## Short problem
Read the material below and count the lines holding the string "Bebem". Give that count with nothing added.

# # # # # # #

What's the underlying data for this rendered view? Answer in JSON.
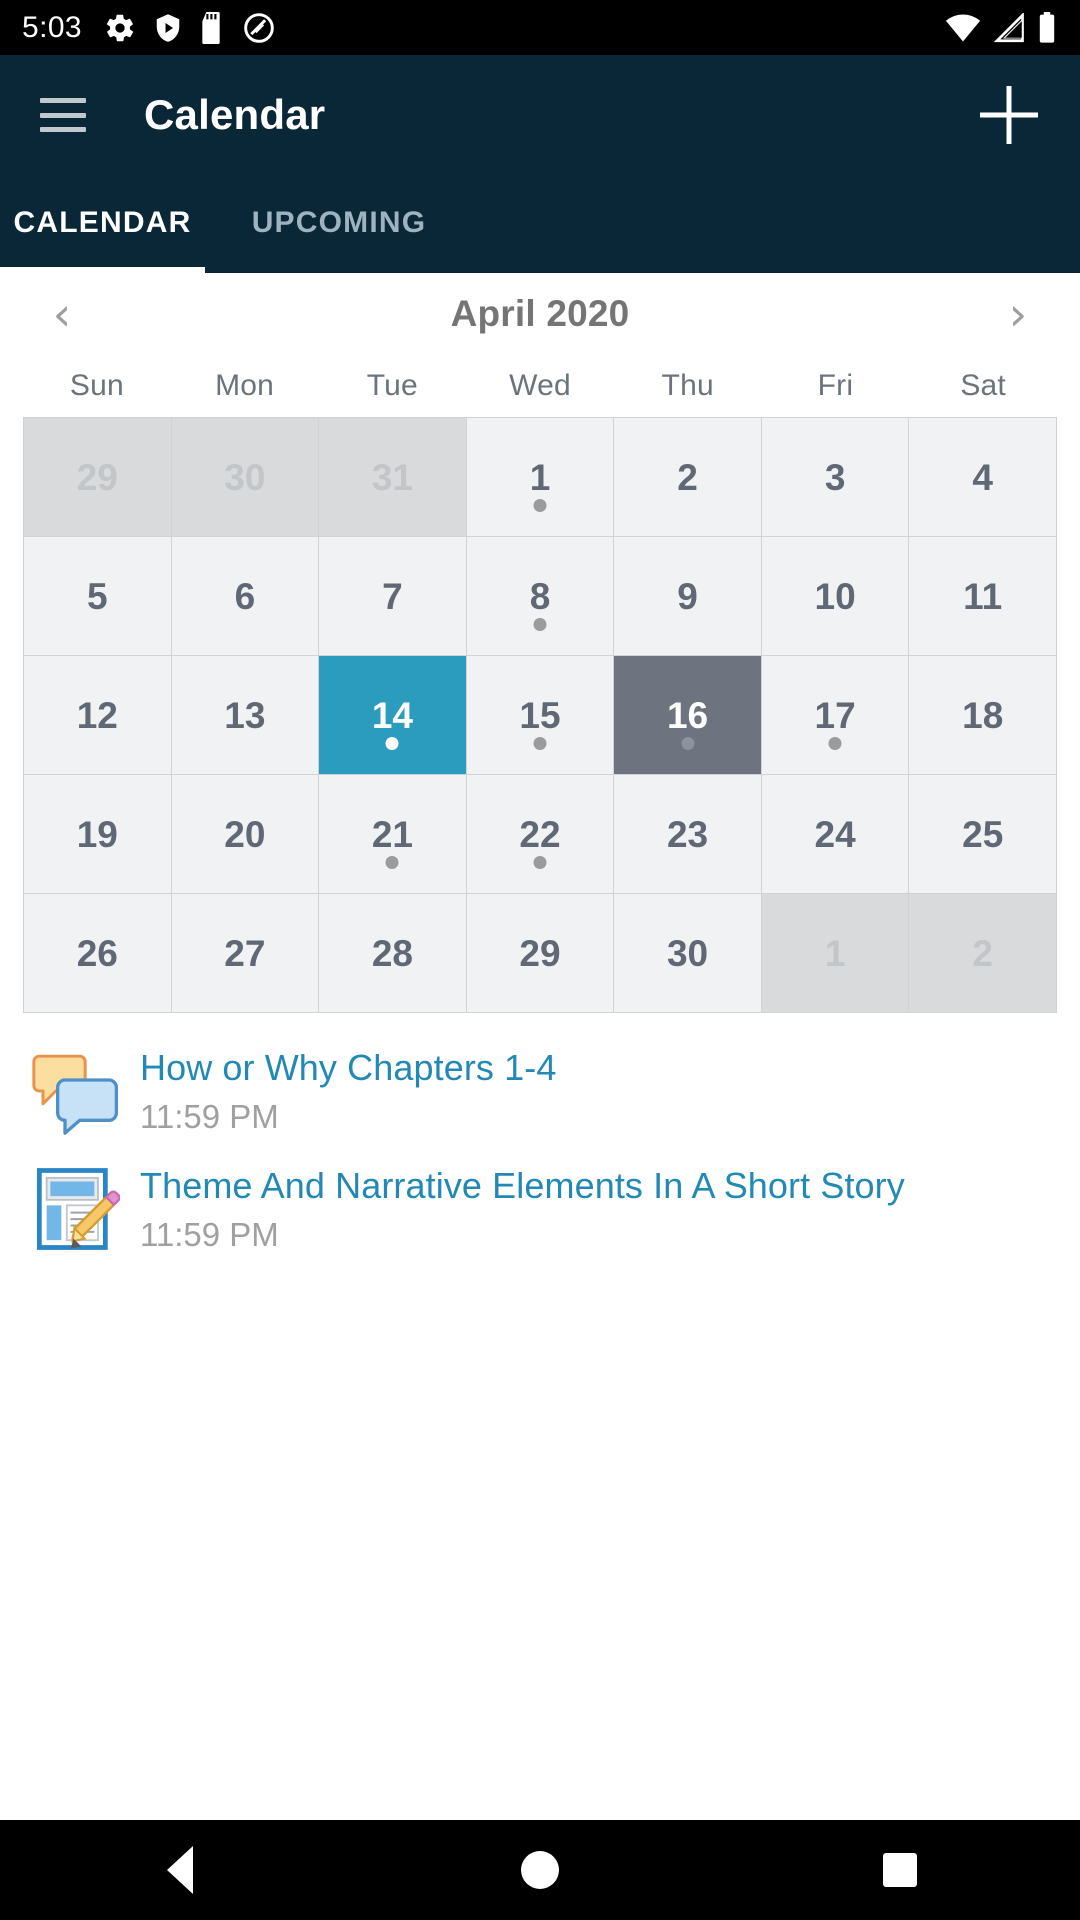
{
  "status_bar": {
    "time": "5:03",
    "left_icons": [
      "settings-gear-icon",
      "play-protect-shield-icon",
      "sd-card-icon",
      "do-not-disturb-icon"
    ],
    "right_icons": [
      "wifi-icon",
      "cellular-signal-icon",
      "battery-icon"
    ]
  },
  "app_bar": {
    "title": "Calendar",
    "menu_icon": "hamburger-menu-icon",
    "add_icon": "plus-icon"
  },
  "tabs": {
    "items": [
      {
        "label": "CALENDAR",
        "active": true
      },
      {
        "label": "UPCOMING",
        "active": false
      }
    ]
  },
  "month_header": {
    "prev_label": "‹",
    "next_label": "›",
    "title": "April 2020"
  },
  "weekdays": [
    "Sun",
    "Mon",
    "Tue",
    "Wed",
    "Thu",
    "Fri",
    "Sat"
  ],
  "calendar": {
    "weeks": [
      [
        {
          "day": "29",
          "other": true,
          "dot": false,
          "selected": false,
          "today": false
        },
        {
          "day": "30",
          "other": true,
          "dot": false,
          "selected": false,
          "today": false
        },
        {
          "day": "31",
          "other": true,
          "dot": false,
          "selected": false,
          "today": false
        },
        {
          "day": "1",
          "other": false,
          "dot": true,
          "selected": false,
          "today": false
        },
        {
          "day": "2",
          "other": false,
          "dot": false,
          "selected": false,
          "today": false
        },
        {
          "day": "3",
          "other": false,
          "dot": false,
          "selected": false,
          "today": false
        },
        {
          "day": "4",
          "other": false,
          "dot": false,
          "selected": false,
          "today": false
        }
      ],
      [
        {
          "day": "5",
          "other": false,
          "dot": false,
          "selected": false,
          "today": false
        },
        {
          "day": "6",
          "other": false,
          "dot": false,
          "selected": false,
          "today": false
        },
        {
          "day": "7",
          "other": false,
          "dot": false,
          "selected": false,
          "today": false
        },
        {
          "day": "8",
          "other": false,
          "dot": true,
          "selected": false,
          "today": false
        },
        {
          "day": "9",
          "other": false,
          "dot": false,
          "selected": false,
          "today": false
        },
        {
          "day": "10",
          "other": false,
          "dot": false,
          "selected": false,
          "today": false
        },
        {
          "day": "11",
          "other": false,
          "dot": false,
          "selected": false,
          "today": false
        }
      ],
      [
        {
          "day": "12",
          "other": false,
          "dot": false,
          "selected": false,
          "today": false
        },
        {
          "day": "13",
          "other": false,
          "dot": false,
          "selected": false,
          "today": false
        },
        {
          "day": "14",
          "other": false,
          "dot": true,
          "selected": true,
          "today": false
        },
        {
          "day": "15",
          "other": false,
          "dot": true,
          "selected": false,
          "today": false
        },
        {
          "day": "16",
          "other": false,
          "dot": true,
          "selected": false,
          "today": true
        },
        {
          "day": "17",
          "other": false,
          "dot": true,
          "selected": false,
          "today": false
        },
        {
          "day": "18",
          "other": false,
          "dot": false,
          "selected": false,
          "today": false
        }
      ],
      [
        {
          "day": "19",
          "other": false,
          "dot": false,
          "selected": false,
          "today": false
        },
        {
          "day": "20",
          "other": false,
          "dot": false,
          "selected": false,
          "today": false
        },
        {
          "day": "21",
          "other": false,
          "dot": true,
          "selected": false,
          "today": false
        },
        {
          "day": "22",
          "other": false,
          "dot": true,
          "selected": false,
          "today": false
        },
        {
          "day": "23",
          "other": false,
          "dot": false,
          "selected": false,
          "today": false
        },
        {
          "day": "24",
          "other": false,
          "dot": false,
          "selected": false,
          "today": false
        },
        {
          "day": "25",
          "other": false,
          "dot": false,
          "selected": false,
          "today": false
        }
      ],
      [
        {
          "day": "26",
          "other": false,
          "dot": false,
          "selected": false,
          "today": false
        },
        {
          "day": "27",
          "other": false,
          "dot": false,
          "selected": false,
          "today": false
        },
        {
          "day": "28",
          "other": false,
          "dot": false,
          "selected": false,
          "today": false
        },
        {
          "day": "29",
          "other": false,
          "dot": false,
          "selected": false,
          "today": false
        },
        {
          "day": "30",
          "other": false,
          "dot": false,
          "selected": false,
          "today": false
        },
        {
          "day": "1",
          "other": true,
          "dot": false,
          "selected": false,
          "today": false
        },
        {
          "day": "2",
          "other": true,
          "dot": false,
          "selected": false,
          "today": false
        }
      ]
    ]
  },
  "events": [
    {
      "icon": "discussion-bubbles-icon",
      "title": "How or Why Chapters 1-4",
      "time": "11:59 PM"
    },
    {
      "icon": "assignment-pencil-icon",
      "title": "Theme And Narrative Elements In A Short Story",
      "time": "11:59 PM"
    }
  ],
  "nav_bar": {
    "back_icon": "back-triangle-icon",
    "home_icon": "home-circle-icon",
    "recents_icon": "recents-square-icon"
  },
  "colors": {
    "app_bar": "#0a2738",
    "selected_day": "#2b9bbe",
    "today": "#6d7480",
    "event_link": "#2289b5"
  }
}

# # # # # # #

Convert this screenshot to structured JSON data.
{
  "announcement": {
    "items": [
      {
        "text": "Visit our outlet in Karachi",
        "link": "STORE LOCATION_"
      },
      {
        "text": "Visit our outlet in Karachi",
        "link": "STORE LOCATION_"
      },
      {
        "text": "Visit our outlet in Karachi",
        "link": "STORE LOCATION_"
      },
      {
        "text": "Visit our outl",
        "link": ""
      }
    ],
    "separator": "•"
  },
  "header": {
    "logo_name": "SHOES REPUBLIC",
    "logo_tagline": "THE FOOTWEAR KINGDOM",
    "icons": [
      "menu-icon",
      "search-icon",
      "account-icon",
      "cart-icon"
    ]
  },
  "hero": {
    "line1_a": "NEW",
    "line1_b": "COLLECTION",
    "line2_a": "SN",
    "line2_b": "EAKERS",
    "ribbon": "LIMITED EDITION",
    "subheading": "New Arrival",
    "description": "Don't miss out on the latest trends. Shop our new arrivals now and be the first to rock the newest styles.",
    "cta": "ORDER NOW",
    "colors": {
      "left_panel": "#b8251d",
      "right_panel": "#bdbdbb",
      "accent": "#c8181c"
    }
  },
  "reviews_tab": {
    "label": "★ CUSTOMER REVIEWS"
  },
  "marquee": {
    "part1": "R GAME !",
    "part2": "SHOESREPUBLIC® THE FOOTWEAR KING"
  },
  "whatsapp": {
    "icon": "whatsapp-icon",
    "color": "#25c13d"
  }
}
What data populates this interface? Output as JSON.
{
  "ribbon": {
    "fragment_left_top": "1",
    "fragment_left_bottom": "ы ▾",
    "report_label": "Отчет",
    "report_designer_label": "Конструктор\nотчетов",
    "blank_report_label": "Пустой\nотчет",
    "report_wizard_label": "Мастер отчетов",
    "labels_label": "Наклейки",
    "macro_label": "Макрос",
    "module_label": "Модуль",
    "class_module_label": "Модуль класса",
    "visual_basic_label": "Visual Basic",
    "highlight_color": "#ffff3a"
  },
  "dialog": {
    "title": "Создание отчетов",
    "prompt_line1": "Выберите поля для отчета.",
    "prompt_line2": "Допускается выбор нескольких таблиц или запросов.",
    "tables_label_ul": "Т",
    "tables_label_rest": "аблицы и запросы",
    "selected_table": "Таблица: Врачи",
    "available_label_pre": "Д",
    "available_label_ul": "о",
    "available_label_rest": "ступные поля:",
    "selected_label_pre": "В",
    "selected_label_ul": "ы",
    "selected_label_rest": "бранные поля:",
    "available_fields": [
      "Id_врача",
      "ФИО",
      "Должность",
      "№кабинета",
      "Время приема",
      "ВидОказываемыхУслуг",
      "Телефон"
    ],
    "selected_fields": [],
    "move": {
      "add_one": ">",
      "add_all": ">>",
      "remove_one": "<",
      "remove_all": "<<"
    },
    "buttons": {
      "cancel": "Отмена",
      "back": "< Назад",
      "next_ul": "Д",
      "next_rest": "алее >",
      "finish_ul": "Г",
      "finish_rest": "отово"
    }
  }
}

# # # # # # #

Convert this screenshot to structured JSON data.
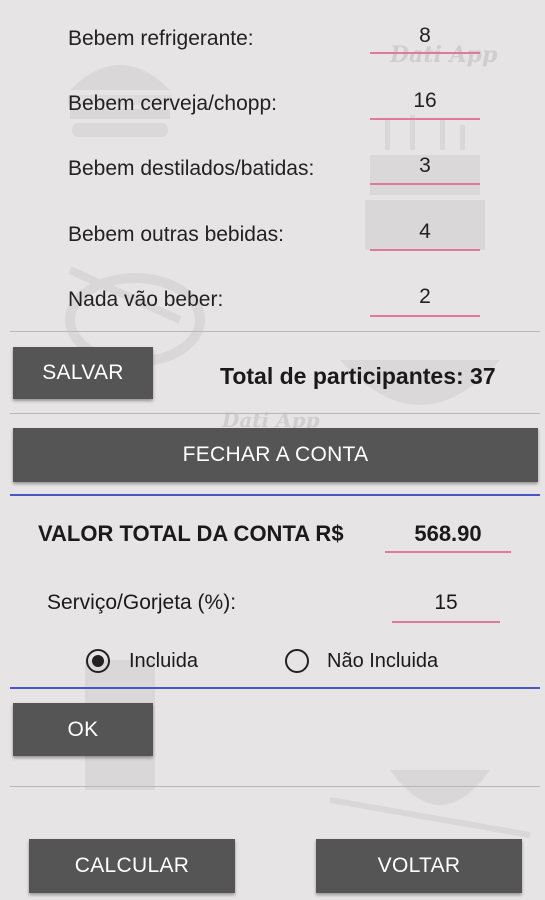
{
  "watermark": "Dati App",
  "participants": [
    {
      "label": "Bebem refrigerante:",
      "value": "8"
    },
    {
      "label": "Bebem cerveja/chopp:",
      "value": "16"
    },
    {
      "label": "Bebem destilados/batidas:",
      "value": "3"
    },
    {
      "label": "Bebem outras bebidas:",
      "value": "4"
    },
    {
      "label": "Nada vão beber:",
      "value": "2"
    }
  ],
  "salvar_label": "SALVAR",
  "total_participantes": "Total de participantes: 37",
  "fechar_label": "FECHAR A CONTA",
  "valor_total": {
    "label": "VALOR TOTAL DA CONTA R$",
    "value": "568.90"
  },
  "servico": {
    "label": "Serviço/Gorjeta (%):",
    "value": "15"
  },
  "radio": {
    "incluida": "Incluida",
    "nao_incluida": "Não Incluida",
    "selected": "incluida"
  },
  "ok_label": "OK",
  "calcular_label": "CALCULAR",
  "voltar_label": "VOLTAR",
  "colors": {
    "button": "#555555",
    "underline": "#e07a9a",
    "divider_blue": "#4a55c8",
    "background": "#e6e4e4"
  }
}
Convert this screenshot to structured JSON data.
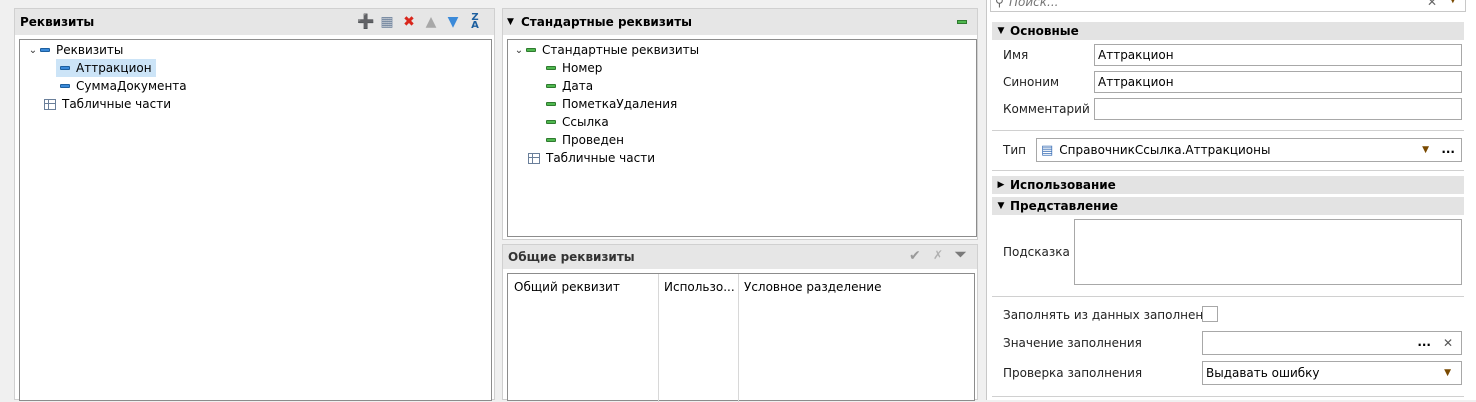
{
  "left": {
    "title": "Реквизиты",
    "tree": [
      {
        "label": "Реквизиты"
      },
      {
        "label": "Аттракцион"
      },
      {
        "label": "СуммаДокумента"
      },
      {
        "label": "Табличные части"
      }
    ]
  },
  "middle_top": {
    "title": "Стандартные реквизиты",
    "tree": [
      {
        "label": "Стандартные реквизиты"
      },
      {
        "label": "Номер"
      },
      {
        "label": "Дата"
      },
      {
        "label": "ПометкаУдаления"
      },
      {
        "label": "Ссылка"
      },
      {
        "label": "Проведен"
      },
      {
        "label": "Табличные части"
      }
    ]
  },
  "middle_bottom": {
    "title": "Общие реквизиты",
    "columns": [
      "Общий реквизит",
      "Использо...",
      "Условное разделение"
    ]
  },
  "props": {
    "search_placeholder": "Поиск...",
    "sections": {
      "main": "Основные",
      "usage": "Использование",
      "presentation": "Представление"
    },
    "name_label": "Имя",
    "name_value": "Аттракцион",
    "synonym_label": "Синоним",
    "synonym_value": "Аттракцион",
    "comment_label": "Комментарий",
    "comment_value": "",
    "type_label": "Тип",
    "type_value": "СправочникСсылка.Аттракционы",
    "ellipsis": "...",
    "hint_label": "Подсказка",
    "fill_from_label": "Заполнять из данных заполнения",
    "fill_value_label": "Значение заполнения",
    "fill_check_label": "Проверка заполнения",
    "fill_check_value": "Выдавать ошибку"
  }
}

# # # # # # #

## Worked solution
4